## begin PROVIDED RECORDS

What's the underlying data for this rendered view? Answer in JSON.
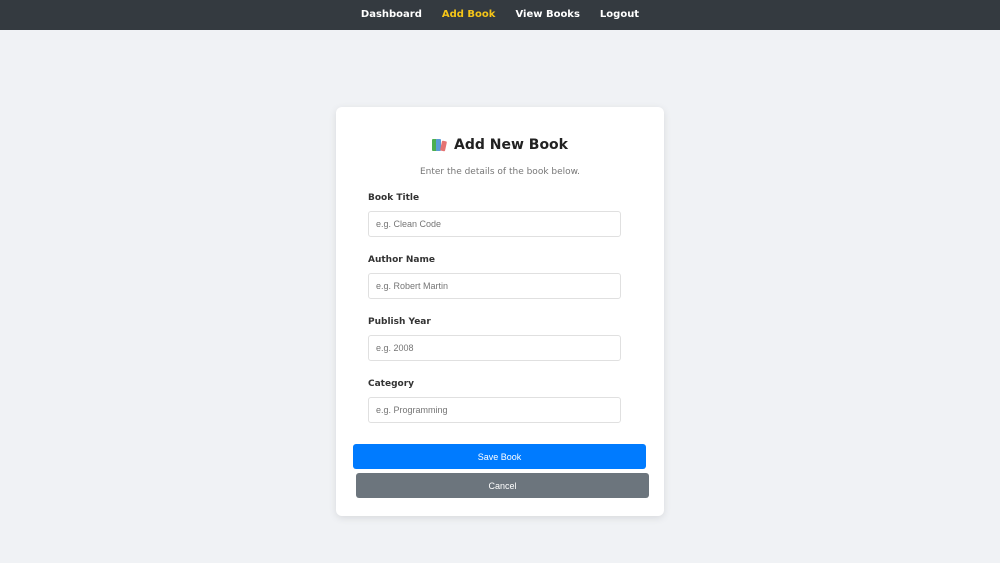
{
  "nav": {
    "items": [
      {
        "label": "Dashboard",
        "active": false
      },
      {
        "label": "Add Book",
        "active": true
      },
      {
        "label": "View Books",
        "active": false
      },
      {
        "label": "Logout",
        "active": false
      }
    ],
    "active_color": "#f5c518",
    "background": "#343a40"
  },
  "form": {
    "icon": "books-icon",
    "title": "Add New Book",
    "subtitle": "Enter the details of the book below.",
    "fields": [
      {
        "label": "Book Title",
        "placeholder": "e.g. Clean Code",
        "value": ""
      },
      {
        "label": "Author Name",
        "placeholder": "e.g. Robert Martin",
        "value": ""
      },
      {
        "label": "Publish Year",
        "placeholder": "e.g. 2008",
        "value": ""
      },
      {
        "label": "Category",
        "placeholder": "e.g. Programming",
        "value": ""
      }
    ],
    "save_label": "Save Book",
    "cancel_label": "Cancel",
    "save_color": "#007bff",
    "cancel_color": "#6c757d"
  }
}
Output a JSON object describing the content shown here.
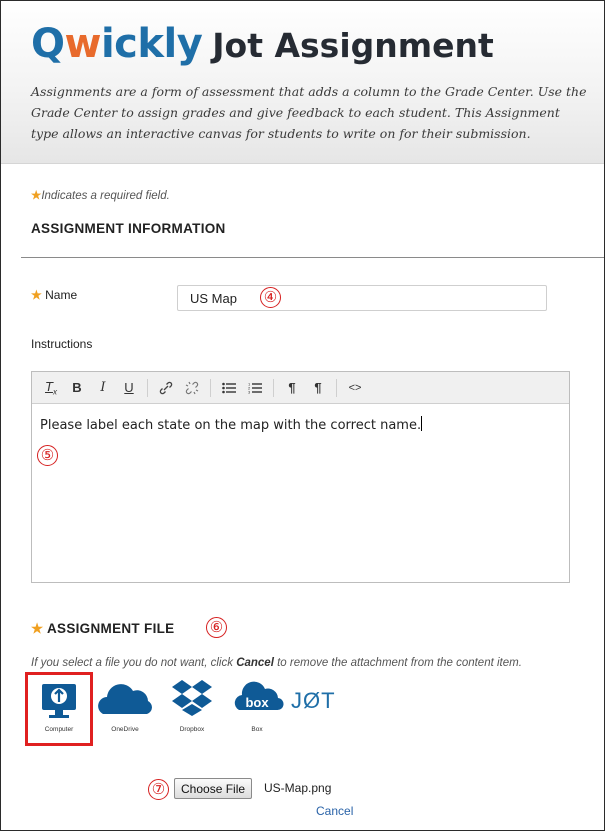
{
  "header": {
    "brand_q": "Q",
    "brand_w": "w",
    "brand_rest": "ickly",
    "title": "Jot Assignment",
    "description": "Assignments are a form of assessment that adds a column to the Grade Center.  Use the Grade Center to assign grades and give feedback to each student. This Assignment type allows an interactive canvas for students to write on for their submission."
  },
  "form": {
    "required_note": "Indicates a required field.",
    "required_star": "★",
    "section_title": "ASSIGNMENT INFORMATION",
    "name_label": "Name",
    "name_value": "US Map",
    "instructions_label": "Instructions",
    "instructions_text": "Please label each state on the map with the correct name.",
    "toolbar": [
      "clear-format",
      "bold",
      "italic",
      "underline",
      "link",
      "unlink",
      "bullet-list",
      "numbered-list",
      "paragraph-ltr",
      "paragraph-rtl",
      "source-code"
    ],
    "toolbar_glyphs": {
      "clear-format": "I̲ₓ",
      "bold": "B",
      "italic": "I",
      "underline": "U",
      "link": "⛓",
      "unlink": "✂",
      "bullet-list": "☰",
      "numbered-list": "≡",
      "paragraph-ltr": "¶",
      "paragraph-rtl": "¶",
      "source-code": "<>"
    }
  },
  "file_section": {
    "title": "ASSIGNMENT FILE",
    "help_prefix": "If you select a file you do not want, click ",
    "help_cancel": "Cancel",
    "help_suffix": " to remove the attachment from the content item.",
    "sources": [
      {
        "id": "computer",
        "label": "Computer",
        "selected": true
      },
      {
        "id": "onedrive",
        "label": "OneDrive",
        "selected": false
      },
      {
        "id": "dropbox",
        "label": "Dropbox",
        "selected": false
      },
      {
        "id": "box",
        "label": "Box",
        "selected": false
      },
      {
        "id": "jot",
        "label": "JØT",
        "selected": false
      }
    ],
    "choose_file_label": "Choose File",
    "file_name": "US-Map.png",
    "cancel_label": "Cancel"
  },
  "callouts": {
    "name": "④",
    "instructions": "⑤",
    "file_title": "⑥",
    "choose_file": "⑦"
  },
  "colors": {
    "brand_blue": "#1f6fa8",
    "brand_orange": "#e86a2c",
    "required_star": "#f0a020",
    "callout_red": "#d62020",
    "link_blue": "#2a63a8"
  }
}
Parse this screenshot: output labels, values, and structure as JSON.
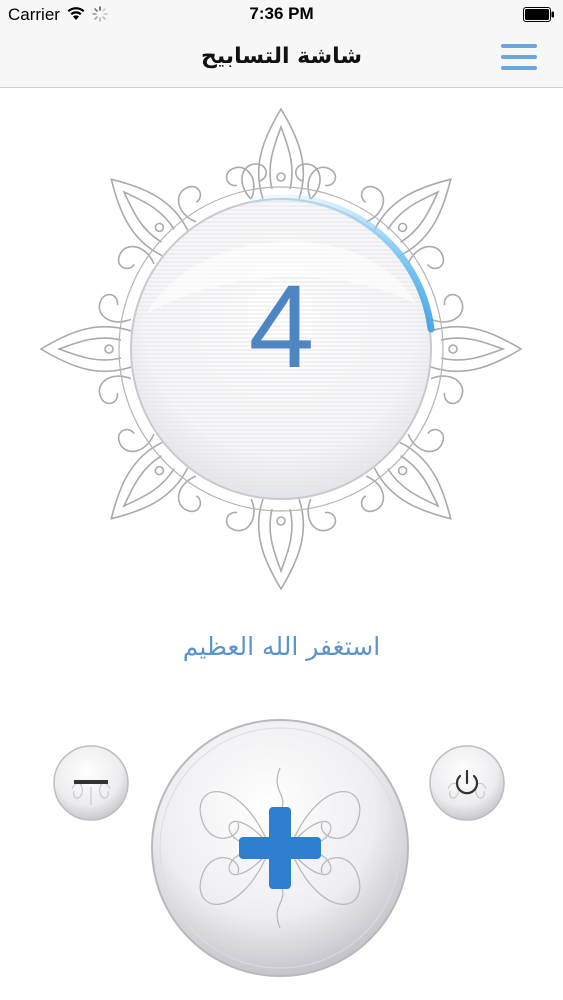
{
  "status_bar": {
    "carrier": "Carrier",
    "time": "7:36 PM",
    "icons": [
      "wifi-icon",
      "activity-spinner-icon",
      "battery-icon"
    ]
  },
  "nav": {
    "title": "شاشة التسابيح",
    "menu_icon": "hamburger-menu-icon",
    "accent_color": "#6aa6e0"
  },
  "counter": {
    "value": "4",
    "progress_arc_color": "#5fb6f0",
    "number_color": "#4e86c4"
  },
  "dhikr": {
    "text": "استغفر الله العظيم",
    "color": "#5a93cf"
  },
  "controls": {
    "decrement_icon": "minus-icon",
    "increment_icon": "plus-icon",
    "reset_icon": "power-icon",
    "plus_color": "#2f7fd0"
  }
}
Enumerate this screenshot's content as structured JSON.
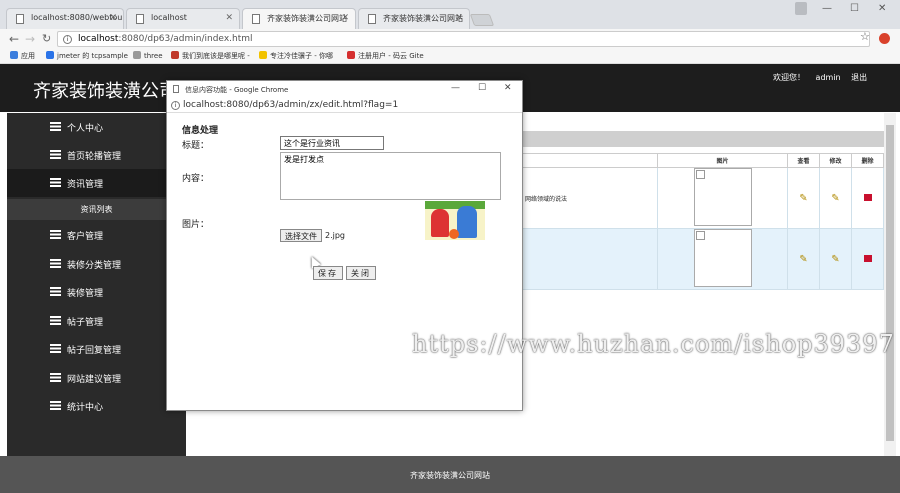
{
  "browser": {
    "tabs": [
      {
        "label": "localhost:8080/webtou",
        "active": false
      },
      {
        "label": "localhost",
        "active": false
      },
      {
        "label": "齐家装饰装潢公司网站",
        "active": true
      },
      {
        "label": "齐家装饰装潢公司网站",
        "active": false
      }
    ],
    "url_host": "localhost",
    "url_path": ":8080/dp63/admin/index.html",
    "bookmarks": [
      "应用",
      "jmeter 的 tcpsample",
      "three",
      "我们到底该是哪里呢 -",
      "专注冷佳骥子 - 你哪",
      "注册用户 - 码云 Gite"
    ],
    "bookmark_colors": [
      "#3b7ddd",
      "#2a73e8",
      "#999999",
      "#c0392b",
      "#f2c300",
      "#d52f2f"
    ]
  },
  "app": {
    "site_title": "齐家装饰装潢公司网站",
    "welcome": "欢迎您！",
    "user": "admin",
    "logout": "退出",
    "footer": "齐家装饰装潢公司网站"
  },
  "sidebar": {
    "items": [
      {
        "label": "个人中心"
      },
      {
        "label": "首页轮播管理"
      },
      {
        "label": "资讯管理"
      },
      {
        "label": "客户管理"
      },
      {
        "label": "装修分类管理"
      },
      {
        "label": "装修管理"
      },
      {
        "label": "帖子管理"
      },
      {
        "label": "帖子回复管理"
      },
      {
        "label": "网站建议管理"
      },
      {
        "label": "统计中心"
      }
    ],
    "sub_item": "资讯列表"
  },
  "table": {
    "headers": [
      "图片",
      "查看",
      "修改",
      "删除"
    ],
    "rows": [
      {
        "text": "网络领域的说法"
      },
      {
        "text": ""
      }
    ]
  },
  "popup": {
    "window_title": "信息内容功能 - Google Chrome",
    "url": "localhost:8080/dp63/admin/zx/edit.html?flag=1",
    "form_heading": "信息处理",
    "title_label": "标题：",
    "title_value": "这个是行业资讯",
    "content_label": "内容：",
    "content_value": "发是打发点",
    "image_label": "图片：",
    "file_button": "选择文件",
    "file_name": "2.jpg",
    "save_button": "保存",
    "close_button": "关闭"
  },
  "watermark": "https://www.huzhan.com/ishop39397"
}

## end PROVIDED RECORDS

■ WHAT THE TASK REQUIRES: Are you able to set down all the lines above exactly, without any pictures?

■ RESPONSE:
What's the underlying data for this rendered view? Answer in JSON.
{
  "nav": {
    "items": [
      {
        "label": "Dashboard",
        "active": false
      },
      {
        "label": "Add Book",
        "active": true
      },
      {
        "label": "View Books",
        "active": false
      },
      {
        "label": "Logout",
        "active": false
      }
    ],
    "active_color": "#f5c518",
    "background": "#343a40"
  },
  "form": {
    "icon": "books-icon",
    "title": "Add New Book",
    "subtitle": "Enter the details of the book below.",
    "fields": [
      {
        "label": "Book Title",
        "placeholder": "e.g. Clean Code",
        "value": ""
      },
      {
        "label": "Author Name",
        "placeholder": "e.g. Robert Martin",
        "value": ""
      },
      {
        "label": "Publish Year",
        "placeholder": "e.g. 2008",
        "value": ""
      },
      {
        "label": "Category",
        "placeholder": "e.g. Programming",
        "value": ""
      }
    ],
    "save_label": "Save Book",
    "cancel_label": "Cancel",
    "save_color": "#007bff",
    "cancel_color": "#6c757d"
  }
}
Output a JSON object describing the content shown here.
{
  "header": {
    "brand_q": "Q",
    "brand_w": "w",
    "brand_rest": "ickly",
    "title": "Jot Assignment",
    "description": "Assignments are a form of assessment that adds a column to the Grade Center.  Use the Grade Center to assign grades and give feedback to each student. This Assignment type allows an interactive canvas for students to write on for their submission."
  },
  "form": {
    "required_note": "Indicates a required field.",
    "required_star": "★",
    "section_title": "ASSIGNMENT INFORMATION",
    "name_label": "Name",
    "name_value": "US Map",
    "instructions_label": "Instructions",
    "instructions_text": "Please label each state on the map with the correct name.",
    "toolbar": [
      "clear-format",
      "bold",
      "italic",
      "underline",
      "link",
      "unlink",
      "bullet-list",
      "numbered-list",
      "paragraph-ltr",
      "paragraph-rtl",
      "source-code"
    ],
    "toolbar_glyphs": {
      "clear-format": "I̲ₓ",
      "bold": "B",
      "italic": "I",
      "underline": "U",
      "link": "⛓",
      "unlink": "✂",
      "bullet-list": "☰",
      "numbered-list": "≡",
      "paragraph-ltr": "¶",
      "paragraph-rtl": "¶",
      "source-code": "<>"
    }
  },
  "file_section": {
    "title": "ASSIGNMENT FILE",
    "help_prefix": "If you select a file you do not want, click ",
    "help_cancel": "Cancel",
    "help_suffix": " to remove the attachment from the content item.",
    "sources": [
      {
        "id": "computer",
        "label": "Computer",
        "selected": true
      },
      {
        "id": "onedrive",
        "label": "OneDrive",
        "selected": false
      },
      {
        "id": "dropbox",
        "label": "Dropbox",
        "selected": false
      },
      {
        "id": "box",
        "label": "Box",
        "selected": false
      },
      {
        "id": "jot",
        "label": "JØT",
        "selected": false
      }
    ],
    "choose_file_label": "Choose File",
    "file_name": "US-Map.png",
    "cancel_label": "Cancel"
  },
  "callouts": {
    "name": "④",
    "instructions": "⑤",
    "file_title": "⑥",
    "choose_file": "⑦"
  },
  "colors": {
    "brand_blue": "#1f6fa8",
    "brand_orange": "#e86a2c",
    "required_star": "#f0a020",
    "callout_red": "#d62020",
    "link_blue": "#2a63a8"
  }
}
Parse this screenshot: output labels, values, and structure as JSON.
{
  "status_bar": {
    "carrier": "Carrier",
    "time": "7:36 PM",
    "icons": [
      "wifi-icon",
      "activity-spinner-icon",
      "battery-icon"
    ]
  },
  "nav": {
    "title": "شاشة التسابيح",
    "menu_icon": "hamburger-menu-icon",
    "accent_color": "#6aa6e0"
  },
  "counter": {
    "value": "4",
    "progress_arc_color": "#5fb6f0",
    "number_color": "#4e86c4"
  },
  "dhikr": {
    "text": "استغفر الله العظيم",
    "color": "#5a93cf"
  },
  "controls": {
    "decrement_icon": "minus-icon",
    "increment_icon": "plus-icon",
    "reset_icon": "power-icon",
    "plus_color": "#2f7fd0"
  }
}
Enumerate this screenshot's content as structured JSON.
{
  "browser": {
    "tabs": [
      {
        "label": "localhost:8080/webtou",
        "active": false
      },
      {
        "label": "localhost",
        "active": false
      },
      {
        "label": "齐家装饰装潢公司网站",
        "active": true
      },
      {
        "label": "齐家装饰装潢公司网站",
        "active": false
      }
    ],
    "url_host": "localhost",
    "url_path": ":8080/dp63/admin/index.html",
    "bookmarks": [
      "应用",
      "jmeter 的 tcpsample",
      "three",
      "我们到底该是哪里呢 -",
      "专注冷佳骥子 - 你哪",
      "注册用户 - 码云 Gite"
    ],
    "bookmark_colors": [
      "#3b7ddd",
      "#2a73e8",
      "#999999",
      "#c0392b",
      "#f2c300",
      "#d52f2f"
    ]
  },
  "app": {
    "site_title": "齐家装饰装潢公司网站",
    "welcome": "欢迎您！",
    "user": "admin",
    "logout": "退出",
    "footer": "齐家装饰装潢公司网站"
  },
  "sidebar": {
    "items": [
      {
        "label": "个人中心"
      },
      {
        "label": "首页轮播管理"
      },
      {
        "label": "资讯管理"
      },
      {
        "label": "客户管理"
      },
      {
        "label": "装修分类管理"
      },
      {
        "label": "装修管理"
      },
      {
        "label": "帖子管理"
      },
      {
        "label": "帖子回复管理"
      },
      {
        "label": "网站建议管理"
      },
      {
        "label": "统计中心"
      }
    ],
    "sub_item": "资讯列表"
  },
  "table": {
    "headers": [
      "图片",
      "查看",
      "修改",
      "删除"
    ],
    "rows": [
      {
        "text": "网络领域的说法"
      },
      {
        "text": ""
      }
    ]
  },
  "popup": {
    "window_title": "信息内容功能 - Google Chrome",
    "url": "localhost:8080/dp63/admin/zx/edit.html?flag=1",
    "form_heading": "信息处理",
    "title_label": "标题：",
    "title_value": "这个是行业资讯",
    "content_label": "内容：",
    "content_value": "发是打发点",
    "image_label": "图片：",
    "file_button": "选择文件",
    "file_name": "2.jpg",
    "save_button": "保存",
    "close_button": "关闭"
  },
  "watermark": "https://www.huzhan.com/ishop39397"
}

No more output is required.